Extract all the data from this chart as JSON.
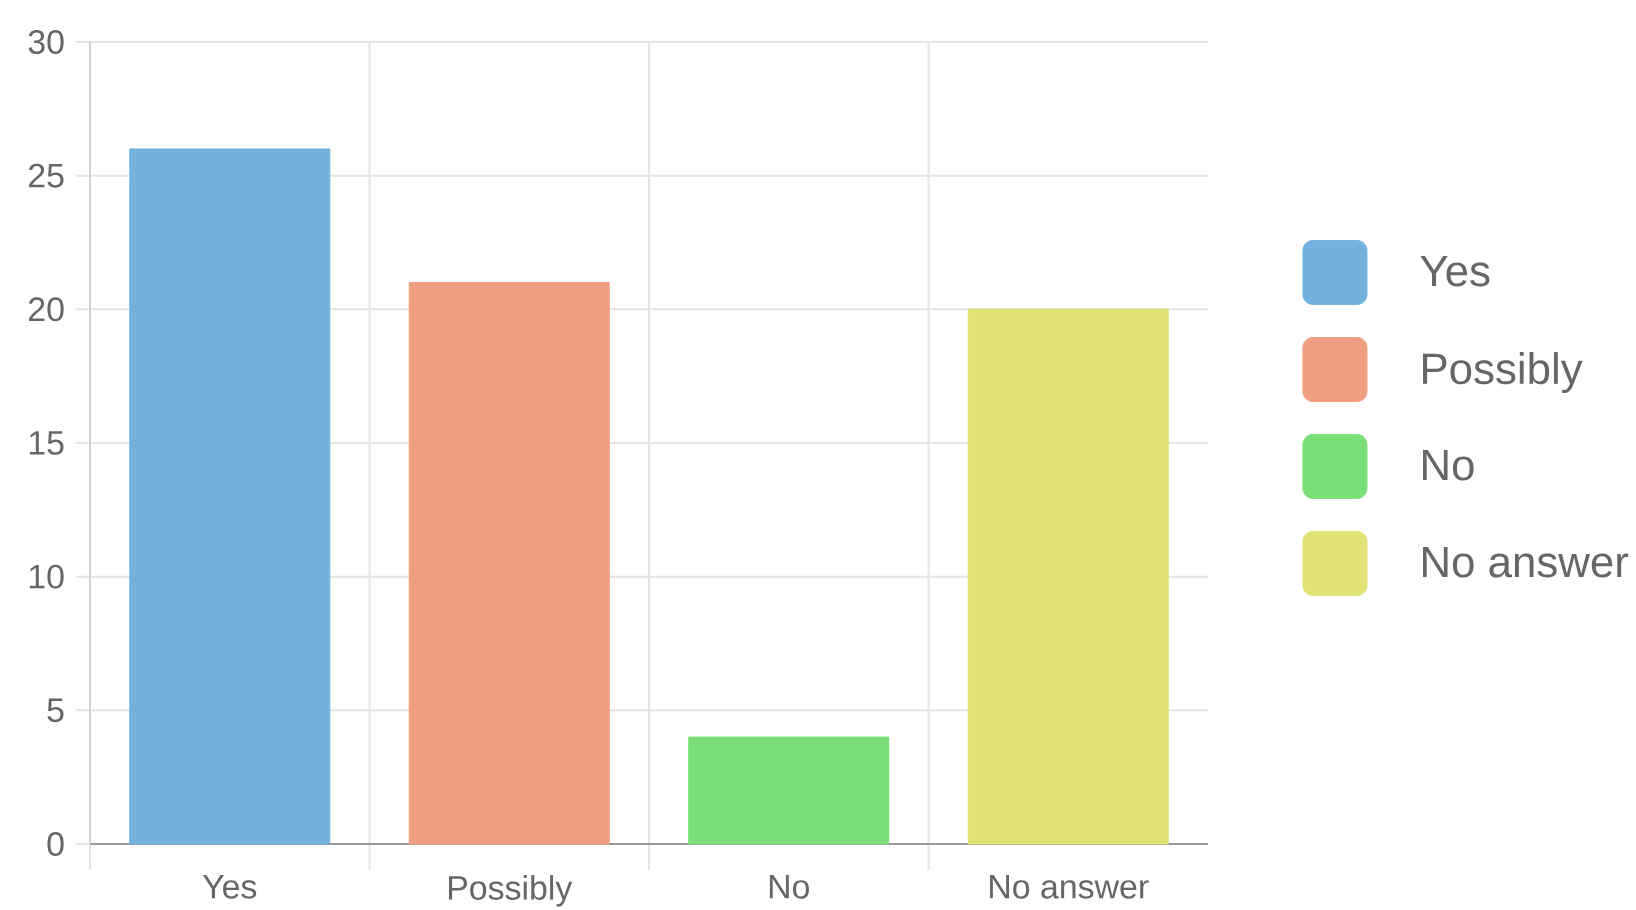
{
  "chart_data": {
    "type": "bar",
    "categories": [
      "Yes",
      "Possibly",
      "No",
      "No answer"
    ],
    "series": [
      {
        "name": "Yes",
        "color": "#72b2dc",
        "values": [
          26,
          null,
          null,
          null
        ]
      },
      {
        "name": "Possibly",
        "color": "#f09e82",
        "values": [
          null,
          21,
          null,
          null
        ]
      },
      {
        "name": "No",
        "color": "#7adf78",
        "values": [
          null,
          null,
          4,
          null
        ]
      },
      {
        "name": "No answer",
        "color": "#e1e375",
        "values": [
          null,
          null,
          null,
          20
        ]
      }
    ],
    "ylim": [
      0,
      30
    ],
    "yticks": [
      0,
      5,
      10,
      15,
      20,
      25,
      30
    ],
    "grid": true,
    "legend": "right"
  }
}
········
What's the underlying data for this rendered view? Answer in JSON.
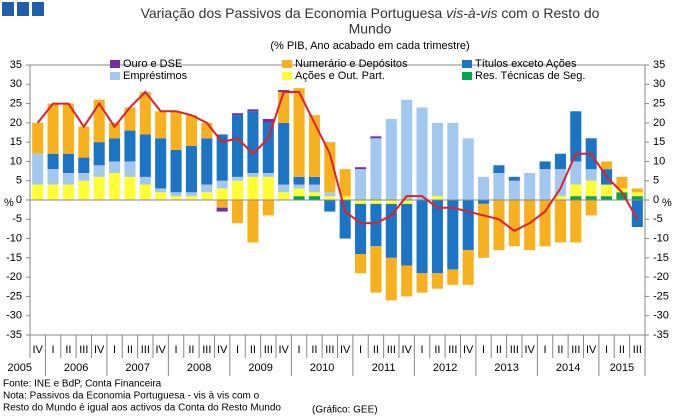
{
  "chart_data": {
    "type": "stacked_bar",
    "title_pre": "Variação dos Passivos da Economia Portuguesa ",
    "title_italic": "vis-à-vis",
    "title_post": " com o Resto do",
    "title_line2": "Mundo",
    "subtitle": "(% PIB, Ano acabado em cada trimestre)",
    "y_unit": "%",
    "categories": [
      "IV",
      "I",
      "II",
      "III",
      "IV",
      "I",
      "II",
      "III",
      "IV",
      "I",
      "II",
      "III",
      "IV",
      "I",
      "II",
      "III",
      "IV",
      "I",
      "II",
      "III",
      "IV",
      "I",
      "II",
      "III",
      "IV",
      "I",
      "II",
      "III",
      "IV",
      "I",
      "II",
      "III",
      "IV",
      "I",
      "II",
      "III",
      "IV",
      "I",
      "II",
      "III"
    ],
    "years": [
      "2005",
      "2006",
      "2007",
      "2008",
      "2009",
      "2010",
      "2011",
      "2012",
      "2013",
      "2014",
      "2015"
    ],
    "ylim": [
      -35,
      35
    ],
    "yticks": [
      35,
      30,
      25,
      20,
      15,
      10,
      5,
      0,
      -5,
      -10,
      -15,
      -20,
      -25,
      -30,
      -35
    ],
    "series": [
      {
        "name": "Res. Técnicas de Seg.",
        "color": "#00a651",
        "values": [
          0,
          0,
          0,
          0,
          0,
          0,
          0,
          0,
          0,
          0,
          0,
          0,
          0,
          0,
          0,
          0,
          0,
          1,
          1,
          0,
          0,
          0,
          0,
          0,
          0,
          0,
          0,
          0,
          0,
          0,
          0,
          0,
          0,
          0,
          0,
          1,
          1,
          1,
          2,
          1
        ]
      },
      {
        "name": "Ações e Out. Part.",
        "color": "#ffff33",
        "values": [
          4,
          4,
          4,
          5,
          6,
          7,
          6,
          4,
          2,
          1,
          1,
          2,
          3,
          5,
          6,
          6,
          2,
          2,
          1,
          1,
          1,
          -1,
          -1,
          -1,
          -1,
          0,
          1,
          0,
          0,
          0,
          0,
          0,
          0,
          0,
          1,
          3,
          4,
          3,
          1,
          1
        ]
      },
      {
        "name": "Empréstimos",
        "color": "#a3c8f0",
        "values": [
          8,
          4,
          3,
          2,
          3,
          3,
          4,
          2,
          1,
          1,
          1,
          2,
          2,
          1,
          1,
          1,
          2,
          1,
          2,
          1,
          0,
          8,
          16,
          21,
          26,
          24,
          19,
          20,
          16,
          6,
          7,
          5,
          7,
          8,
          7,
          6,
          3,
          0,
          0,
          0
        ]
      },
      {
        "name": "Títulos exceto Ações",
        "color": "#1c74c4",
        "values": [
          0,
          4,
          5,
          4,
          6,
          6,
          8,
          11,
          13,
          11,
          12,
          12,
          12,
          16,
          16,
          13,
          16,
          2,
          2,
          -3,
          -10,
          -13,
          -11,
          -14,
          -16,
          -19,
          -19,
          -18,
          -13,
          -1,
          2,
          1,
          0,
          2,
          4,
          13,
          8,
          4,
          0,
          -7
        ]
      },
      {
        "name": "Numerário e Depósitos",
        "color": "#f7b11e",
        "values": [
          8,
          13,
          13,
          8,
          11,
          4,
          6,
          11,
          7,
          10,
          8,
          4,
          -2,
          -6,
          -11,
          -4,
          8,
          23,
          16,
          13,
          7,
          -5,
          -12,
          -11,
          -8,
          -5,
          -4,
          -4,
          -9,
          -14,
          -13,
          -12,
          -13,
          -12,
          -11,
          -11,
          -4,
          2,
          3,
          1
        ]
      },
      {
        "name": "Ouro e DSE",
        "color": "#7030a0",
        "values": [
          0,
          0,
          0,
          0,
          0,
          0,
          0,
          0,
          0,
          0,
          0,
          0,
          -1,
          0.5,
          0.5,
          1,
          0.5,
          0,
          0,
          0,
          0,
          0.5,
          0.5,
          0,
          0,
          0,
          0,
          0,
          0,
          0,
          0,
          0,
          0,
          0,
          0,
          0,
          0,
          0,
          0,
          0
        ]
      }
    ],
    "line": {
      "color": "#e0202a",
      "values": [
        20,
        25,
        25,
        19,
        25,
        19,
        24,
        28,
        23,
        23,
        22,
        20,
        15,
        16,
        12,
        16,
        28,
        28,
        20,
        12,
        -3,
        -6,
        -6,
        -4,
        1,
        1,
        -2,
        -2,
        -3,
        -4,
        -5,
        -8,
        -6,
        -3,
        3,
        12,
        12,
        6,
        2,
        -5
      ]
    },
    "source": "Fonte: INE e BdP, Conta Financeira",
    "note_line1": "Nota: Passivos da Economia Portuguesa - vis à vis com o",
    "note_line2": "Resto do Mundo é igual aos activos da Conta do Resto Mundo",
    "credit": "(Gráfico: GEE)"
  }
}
········
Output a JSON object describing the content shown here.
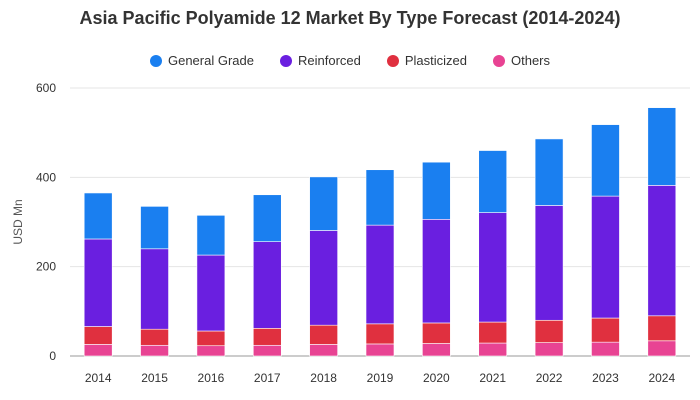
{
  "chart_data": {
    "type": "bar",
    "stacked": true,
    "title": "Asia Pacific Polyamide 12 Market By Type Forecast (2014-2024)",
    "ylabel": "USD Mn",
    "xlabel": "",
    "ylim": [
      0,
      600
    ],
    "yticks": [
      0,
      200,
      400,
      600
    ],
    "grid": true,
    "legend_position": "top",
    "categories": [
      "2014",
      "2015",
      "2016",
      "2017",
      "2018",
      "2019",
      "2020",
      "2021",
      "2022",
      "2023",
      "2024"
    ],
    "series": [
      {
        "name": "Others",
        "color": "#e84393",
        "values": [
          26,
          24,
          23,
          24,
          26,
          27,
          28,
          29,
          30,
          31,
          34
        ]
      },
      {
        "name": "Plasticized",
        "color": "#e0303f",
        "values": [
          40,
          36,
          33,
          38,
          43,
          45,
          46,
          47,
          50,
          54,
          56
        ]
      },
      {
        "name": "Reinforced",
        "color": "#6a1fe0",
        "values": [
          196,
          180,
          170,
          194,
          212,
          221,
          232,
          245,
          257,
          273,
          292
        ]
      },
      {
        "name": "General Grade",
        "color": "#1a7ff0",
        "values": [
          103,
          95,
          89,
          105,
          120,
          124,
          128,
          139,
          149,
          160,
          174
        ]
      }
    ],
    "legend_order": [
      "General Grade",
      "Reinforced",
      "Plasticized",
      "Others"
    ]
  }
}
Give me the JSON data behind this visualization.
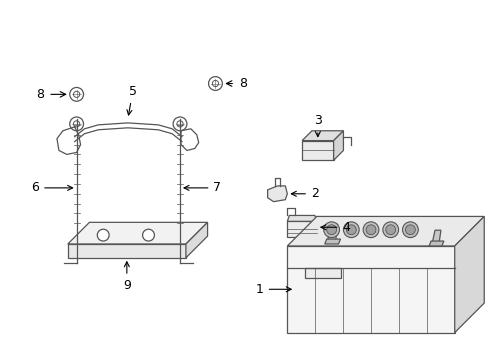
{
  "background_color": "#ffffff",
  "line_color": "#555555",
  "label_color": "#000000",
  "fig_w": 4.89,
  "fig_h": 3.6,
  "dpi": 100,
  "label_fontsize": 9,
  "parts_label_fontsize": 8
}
········
--- Instructions to follow ---
Across the records, how many lines contain "Resto"? Only the number should be given.

--- Answer to this exercise ---
2